- Records for this task
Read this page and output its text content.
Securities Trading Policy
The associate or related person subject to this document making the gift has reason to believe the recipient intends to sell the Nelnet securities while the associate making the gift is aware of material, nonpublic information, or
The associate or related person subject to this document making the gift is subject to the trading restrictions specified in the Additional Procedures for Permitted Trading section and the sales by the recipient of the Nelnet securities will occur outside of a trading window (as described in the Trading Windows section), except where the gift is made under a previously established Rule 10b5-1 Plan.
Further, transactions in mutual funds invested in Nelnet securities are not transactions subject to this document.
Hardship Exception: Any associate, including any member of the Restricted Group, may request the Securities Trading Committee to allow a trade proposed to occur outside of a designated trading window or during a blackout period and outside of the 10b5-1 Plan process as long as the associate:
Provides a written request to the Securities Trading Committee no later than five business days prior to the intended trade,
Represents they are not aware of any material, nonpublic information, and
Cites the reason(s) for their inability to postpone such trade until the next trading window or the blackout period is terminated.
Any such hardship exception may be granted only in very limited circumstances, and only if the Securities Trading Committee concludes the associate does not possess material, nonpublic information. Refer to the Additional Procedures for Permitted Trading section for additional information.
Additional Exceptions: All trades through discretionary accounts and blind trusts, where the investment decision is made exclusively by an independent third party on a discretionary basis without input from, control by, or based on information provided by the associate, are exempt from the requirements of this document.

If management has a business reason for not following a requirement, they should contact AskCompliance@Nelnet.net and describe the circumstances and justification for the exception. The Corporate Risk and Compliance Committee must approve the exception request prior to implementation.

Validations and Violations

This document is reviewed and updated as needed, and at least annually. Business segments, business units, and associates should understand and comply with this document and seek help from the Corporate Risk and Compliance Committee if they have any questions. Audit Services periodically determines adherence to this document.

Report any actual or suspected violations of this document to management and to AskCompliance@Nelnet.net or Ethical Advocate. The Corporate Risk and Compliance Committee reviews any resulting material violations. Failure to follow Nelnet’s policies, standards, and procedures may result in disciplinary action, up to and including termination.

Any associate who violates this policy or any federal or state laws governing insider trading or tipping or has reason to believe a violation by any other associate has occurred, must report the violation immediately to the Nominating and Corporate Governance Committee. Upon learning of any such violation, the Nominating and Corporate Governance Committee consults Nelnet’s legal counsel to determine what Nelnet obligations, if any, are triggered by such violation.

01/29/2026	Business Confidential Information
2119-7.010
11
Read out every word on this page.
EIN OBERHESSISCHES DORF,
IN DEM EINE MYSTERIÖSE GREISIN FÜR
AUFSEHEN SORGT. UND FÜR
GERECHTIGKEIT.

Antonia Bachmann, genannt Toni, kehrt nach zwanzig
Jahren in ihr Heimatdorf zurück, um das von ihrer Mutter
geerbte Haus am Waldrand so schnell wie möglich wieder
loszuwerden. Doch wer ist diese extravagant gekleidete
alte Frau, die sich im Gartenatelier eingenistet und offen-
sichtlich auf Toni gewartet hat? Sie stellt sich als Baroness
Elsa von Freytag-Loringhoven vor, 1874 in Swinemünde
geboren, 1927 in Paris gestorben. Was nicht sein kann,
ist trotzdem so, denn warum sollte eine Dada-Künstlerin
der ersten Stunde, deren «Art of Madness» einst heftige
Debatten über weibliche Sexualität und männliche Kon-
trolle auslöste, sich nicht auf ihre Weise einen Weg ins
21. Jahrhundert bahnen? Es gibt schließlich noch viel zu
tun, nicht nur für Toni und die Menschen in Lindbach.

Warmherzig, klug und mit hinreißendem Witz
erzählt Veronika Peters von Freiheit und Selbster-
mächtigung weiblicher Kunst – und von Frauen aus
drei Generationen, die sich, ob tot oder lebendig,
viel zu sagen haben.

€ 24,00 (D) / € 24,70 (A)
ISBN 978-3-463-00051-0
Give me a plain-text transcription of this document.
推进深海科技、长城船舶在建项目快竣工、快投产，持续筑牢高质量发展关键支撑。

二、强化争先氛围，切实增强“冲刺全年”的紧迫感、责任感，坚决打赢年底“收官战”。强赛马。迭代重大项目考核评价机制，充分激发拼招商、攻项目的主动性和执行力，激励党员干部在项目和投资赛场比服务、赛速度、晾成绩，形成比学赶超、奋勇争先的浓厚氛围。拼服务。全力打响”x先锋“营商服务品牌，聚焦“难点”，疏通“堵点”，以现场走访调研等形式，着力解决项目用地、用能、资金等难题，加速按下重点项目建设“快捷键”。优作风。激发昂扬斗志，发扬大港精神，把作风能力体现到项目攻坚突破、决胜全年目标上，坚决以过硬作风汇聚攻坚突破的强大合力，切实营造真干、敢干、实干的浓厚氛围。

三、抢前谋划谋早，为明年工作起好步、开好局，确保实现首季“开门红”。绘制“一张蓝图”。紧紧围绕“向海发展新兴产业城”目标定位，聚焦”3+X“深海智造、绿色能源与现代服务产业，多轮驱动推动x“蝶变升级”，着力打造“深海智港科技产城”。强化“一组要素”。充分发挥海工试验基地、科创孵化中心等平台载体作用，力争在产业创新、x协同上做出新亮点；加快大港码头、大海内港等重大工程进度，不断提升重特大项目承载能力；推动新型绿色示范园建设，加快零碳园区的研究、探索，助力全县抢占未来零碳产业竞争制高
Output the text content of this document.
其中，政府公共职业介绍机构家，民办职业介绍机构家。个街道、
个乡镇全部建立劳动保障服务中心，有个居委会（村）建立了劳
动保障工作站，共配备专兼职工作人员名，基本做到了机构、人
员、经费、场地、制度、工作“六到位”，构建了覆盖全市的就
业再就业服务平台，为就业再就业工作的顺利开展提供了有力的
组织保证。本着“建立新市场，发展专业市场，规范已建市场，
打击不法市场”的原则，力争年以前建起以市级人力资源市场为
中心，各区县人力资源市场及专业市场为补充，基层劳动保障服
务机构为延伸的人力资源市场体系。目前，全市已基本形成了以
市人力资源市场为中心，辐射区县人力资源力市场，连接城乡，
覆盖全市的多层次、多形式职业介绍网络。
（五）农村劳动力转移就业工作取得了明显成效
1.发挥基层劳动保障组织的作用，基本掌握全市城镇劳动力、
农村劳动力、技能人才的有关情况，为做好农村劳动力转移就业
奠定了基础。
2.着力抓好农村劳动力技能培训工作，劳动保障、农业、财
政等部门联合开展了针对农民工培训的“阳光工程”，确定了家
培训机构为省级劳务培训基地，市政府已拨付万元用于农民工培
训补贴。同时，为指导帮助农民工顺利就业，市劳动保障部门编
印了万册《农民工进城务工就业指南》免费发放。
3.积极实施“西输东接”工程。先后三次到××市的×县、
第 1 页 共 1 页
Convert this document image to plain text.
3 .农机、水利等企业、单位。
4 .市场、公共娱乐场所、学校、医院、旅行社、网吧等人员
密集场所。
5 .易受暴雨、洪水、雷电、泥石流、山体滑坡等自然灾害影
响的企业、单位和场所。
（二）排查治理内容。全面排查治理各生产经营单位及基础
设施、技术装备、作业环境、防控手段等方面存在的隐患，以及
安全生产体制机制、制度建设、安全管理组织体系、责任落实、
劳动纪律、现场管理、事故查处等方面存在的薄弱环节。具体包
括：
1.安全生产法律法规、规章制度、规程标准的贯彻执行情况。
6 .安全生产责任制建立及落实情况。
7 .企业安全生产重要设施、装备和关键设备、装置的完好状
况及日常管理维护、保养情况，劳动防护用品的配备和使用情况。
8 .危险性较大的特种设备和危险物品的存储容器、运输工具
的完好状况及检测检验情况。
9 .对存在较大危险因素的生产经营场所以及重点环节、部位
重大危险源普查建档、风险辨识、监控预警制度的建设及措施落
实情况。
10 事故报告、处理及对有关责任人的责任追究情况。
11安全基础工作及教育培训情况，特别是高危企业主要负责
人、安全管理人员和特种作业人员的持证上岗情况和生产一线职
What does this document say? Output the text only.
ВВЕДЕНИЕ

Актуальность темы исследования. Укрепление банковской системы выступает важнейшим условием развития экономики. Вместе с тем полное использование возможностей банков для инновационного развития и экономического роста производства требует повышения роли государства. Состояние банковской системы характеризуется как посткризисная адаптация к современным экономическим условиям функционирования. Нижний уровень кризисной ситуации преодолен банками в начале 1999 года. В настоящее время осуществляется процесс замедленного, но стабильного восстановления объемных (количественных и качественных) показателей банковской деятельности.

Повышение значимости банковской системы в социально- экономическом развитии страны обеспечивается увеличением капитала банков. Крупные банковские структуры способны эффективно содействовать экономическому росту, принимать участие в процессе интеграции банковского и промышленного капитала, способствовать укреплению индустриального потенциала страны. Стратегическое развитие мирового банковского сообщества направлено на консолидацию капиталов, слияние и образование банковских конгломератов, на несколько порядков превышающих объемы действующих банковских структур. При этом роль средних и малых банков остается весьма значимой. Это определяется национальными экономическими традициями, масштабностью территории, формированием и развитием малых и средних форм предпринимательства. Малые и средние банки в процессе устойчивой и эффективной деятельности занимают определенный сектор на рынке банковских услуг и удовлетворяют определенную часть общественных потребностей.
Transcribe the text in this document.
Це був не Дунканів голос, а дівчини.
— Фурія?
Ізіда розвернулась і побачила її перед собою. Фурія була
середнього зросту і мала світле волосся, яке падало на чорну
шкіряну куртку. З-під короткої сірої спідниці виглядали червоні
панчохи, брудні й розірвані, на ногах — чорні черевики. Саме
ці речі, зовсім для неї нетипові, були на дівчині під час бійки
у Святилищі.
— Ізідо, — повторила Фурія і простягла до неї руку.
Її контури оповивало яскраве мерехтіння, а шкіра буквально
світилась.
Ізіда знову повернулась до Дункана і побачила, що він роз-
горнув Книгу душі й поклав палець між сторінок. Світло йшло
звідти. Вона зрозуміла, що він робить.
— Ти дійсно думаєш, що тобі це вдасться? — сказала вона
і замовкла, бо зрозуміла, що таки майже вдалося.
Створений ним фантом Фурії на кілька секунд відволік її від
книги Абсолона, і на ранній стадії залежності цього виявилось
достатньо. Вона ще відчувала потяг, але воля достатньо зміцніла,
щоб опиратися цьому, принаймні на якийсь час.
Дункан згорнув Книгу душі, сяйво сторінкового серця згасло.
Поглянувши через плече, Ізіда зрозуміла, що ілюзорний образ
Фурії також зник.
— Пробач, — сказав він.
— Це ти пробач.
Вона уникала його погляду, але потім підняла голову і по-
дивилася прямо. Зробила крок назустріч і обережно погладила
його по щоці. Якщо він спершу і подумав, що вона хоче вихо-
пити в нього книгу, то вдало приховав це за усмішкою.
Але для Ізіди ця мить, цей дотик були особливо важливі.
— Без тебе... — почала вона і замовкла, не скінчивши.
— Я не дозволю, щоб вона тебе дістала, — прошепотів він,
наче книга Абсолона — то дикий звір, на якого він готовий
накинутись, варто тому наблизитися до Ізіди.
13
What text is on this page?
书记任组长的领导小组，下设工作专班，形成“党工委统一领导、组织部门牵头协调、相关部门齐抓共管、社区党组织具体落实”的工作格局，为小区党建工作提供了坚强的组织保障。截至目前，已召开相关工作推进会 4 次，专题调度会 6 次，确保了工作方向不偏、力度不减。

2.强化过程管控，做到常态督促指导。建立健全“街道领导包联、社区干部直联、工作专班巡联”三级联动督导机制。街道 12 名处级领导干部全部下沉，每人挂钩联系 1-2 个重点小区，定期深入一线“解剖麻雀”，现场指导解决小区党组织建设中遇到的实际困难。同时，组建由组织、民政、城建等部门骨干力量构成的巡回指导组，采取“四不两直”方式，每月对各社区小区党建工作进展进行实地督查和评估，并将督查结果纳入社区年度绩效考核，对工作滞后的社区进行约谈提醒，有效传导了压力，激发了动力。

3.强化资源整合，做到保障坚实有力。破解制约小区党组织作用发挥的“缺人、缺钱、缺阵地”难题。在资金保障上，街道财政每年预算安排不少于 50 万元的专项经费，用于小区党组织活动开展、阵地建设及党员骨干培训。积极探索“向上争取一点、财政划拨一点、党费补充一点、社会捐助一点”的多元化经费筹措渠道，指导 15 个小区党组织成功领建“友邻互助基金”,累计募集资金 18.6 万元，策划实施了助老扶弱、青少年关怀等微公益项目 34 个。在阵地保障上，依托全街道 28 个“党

- Task goal
Provide only the count of lines in the material above that hold the word "person".

- Completed task
2